# WHAT YOU NEED TO DO
Identify the lines holding "this" and copy them.
-- START GIVEN RECORDS --
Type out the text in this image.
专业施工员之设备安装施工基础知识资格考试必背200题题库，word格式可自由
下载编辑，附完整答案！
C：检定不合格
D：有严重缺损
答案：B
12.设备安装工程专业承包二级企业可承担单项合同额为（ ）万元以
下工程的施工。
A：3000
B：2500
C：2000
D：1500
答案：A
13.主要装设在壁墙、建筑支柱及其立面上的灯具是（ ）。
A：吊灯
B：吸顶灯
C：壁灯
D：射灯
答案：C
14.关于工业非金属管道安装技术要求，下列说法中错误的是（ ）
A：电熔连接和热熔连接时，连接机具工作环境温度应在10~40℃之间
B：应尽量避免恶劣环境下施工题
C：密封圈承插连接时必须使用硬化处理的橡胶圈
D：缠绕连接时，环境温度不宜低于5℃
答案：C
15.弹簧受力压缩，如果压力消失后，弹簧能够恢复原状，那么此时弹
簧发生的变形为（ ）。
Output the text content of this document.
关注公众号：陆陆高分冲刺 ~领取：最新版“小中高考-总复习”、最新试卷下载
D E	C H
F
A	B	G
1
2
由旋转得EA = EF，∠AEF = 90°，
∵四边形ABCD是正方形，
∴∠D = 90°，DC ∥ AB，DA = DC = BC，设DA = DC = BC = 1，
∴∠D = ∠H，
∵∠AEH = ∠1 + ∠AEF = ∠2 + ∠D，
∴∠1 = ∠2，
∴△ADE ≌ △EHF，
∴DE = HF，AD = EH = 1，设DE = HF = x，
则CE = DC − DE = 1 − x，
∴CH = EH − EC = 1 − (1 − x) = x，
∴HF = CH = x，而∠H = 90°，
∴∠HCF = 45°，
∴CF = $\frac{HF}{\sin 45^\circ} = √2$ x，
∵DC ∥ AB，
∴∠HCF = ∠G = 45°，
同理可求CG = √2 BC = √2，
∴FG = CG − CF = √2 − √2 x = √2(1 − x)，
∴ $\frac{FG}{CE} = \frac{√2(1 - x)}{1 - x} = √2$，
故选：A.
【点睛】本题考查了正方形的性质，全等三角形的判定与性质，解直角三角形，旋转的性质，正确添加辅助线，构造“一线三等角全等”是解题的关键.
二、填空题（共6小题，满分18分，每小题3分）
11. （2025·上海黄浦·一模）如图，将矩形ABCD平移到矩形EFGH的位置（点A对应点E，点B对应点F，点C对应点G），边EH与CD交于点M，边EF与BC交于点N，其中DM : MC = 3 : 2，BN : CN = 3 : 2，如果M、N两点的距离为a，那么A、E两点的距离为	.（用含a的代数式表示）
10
-- END GIVEN RECORDS --
# ANSWER
Type out the text in this image.
Output the text content of this document.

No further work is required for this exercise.